▸ Objective:
Return each line of the following data verbatim, with no changes of any kind.

Labeled box records:
┏━━

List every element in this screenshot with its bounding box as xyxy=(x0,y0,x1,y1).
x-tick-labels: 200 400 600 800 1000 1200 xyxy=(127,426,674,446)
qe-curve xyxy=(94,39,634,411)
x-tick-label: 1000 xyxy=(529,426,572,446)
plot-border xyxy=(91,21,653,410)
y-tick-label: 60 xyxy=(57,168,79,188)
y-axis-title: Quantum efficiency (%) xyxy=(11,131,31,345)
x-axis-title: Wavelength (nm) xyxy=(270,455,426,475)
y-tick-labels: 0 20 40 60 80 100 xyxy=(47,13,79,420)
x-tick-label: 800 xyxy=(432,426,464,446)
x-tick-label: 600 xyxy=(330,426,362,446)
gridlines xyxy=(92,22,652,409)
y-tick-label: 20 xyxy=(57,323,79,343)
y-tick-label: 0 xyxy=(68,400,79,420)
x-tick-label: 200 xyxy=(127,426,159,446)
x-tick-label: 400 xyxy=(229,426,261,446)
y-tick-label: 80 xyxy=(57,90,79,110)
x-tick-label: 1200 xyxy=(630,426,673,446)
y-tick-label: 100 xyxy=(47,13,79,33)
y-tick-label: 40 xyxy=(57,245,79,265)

┗━━

▸ In response:
List every element in this screenshot with its bounding box as xyxy=(x0,y0,x1,y1).
x-tick-labels: 200 400 600 800 1000 1200 xyxy=(127,426,674,446)
qe-curve xyxy=(94,39,634,411)
x-tick-label: 1000 xyxy=(529,426,572,446)
plot-border xyxy=(91,21,653,410)
y-tick-label: 60 xyxy=(57,168,79,188)
y-axis-title: Quantum efficiency (%) xyxy=(11,131,31,345)
x-axis-title: Wavelength (nm) xyxy=(270,455,426,475)
y-tick-labels: 0 20 40 60 80 100 xyxy=(47,13,79,420)
x-tick-label: 800 xyxy=(432,426,464,446)
x-tick-label: 600 xyxy=(330,426,362,446)
gridlines xyxy=(92,22,652,409)
y-tick-label: 20 xyxy=(57,323,79,343)
y-tick-label: 0 xyxy=(68,400,79,420)
x-tick-label: 200 xyxy=(127,426,159,446)
x-tick-label: 400 xyxy=(229,426,261,446)
y-tick-label: 80 xyxy=(57,90,79,110)
x-tick-label: 1200 xyxy=(630,426,673,446)
y-tick-label: 100 xyxy=(47,13,79,33)
y-tick-label: 40 xyxy=(57,245,79,265)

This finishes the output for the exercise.